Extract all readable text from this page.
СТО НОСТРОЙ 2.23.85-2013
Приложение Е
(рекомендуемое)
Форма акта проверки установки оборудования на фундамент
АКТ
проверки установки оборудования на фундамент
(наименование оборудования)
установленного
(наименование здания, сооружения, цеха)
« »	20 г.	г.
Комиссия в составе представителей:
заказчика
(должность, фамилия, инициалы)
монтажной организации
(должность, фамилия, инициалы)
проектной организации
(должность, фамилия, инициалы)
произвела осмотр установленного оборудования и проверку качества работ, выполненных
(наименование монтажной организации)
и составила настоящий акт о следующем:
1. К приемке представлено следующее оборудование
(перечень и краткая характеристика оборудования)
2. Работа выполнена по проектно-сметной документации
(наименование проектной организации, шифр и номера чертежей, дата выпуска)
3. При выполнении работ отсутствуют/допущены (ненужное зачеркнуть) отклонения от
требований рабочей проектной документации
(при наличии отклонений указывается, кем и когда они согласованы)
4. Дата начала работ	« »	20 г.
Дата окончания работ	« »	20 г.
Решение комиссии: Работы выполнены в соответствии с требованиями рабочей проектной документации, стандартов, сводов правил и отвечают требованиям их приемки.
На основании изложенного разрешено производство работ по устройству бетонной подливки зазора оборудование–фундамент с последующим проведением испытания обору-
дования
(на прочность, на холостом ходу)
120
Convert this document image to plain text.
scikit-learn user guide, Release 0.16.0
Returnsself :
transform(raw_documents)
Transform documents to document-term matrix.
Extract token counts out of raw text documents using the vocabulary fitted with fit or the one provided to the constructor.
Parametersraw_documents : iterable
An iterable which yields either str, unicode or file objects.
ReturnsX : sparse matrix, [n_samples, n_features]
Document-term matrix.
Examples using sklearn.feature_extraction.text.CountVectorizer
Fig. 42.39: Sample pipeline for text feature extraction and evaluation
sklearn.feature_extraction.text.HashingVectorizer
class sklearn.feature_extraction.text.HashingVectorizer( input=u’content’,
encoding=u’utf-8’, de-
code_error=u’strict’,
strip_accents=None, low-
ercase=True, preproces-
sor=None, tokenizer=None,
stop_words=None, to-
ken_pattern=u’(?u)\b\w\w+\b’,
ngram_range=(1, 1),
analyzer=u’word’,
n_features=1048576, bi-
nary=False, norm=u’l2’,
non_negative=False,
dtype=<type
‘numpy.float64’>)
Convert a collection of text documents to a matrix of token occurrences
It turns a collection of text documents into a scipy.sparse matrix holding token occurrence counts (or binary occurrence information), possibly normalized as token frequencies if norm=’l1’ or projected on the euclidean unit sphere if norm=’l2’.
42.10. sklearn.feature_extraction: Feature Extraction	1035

_ _ _ _

To be done:
Repeat the data in its entirety, character for character.

Finished answer:
Extract all readable text from this page.
СТО НОСТРОЙ 2.23.85-2013
Приложение Е
(рекомендуемое)
Форма акта проверки установки оборудования на фундамент
АКТ
проверки установки оборудования на фундамент
(наименование оборудования)
установленного
(наименование здания, сооружения, цеха)
« »	20 г.	г.
Комиссия в составе представителей:
заказчика
(должность, фамилия, инициалы)
монтажной организации
(должность, фамилия, инициалы)
проектной организации
(должность, фамилия, инициалы)
произвела осмотр установленного оборудования и проверку качества работ, выполненных
(наименование монтажной организации)
и составила настоящий акт о следующем:
1. К приемке представлено следующее оборудование
(перечень и краткая характеристика оборудования)
2. Работа выполнена по проектно-сметной документации
(наименование проектной организации, шифр и номера чертежей, дата выпуска)
3. При выполнении работ отсутствуют/допущены (ненужное зачеркнуть) отклонения от
требований рабочей проектной документации
(при наличии отклонений указывается, кем и когда они согласованы)
4. Дата начала работ	« »	20 г.
Дата окончания работ	« »	20 г.
Решение комиссии: Работы выполнены в соответствии с требованиями рабочей проектной документации, стандартов, сводов правил и отвечают требованиям их приемки.
На основании изложенного разрешено производство работ по устройству бетонной подливки зазора оборудование–фундамент с последующим проведением испытания обору-
дования
(на прочность, на холостом ходу)
120
Convert this document image to plain text.
scikit-learn user guide, Release 0.16.0
Returnsself :
transform(raw_documents)
Transform documents to document-term matrix.
Extract token counts out of raw text documents using the vocabulary fitted with fit or the one provided to the constructor.
Parametersraw_documents : iterable
An iterable which yields either str, unicode or file objects.
ReturnsX : sparse matrix, [n_samples, n_features]
Document-term matrix.
Examples using sklearn.feature_extraction.text.CountVectorizer
Fig. 42.39: Sample pipeline for text feature extraction and evaluation
sklearn.feature_extraction.text.HashingVectorizer
class sklearn.feature_extraction.text.HashingVectorizer( input=u’content’,
encoding=u’utf-8’, de-
code_error=u’strict’,
strip_accents=None, low-
ercase=True, preproces-
sor=None, tokenizer=None,
stop_words=None, to-
ken_pattern=u’(?u)\b\w\w+\b’,
ngram_range=(1, 1),
analyzer=u’word’,
n_features=1048576, bi-
nary=False, norm=u’l2’,
non_negative=False,
dtype=<type
‘numpy.float64’>)
Convert a collection of text documents to a matrix of token occurrences
It turns a collection of text documents into a scipy.sparse matrix holding token occurrence counts (or binary occurrence information), possibly normalized as token frequencies if norm=’l1’ or projected on the euclidean unit sphere if norm=’l2’.
42.10. sklearn.feature_extraction: Feature Extraction	1035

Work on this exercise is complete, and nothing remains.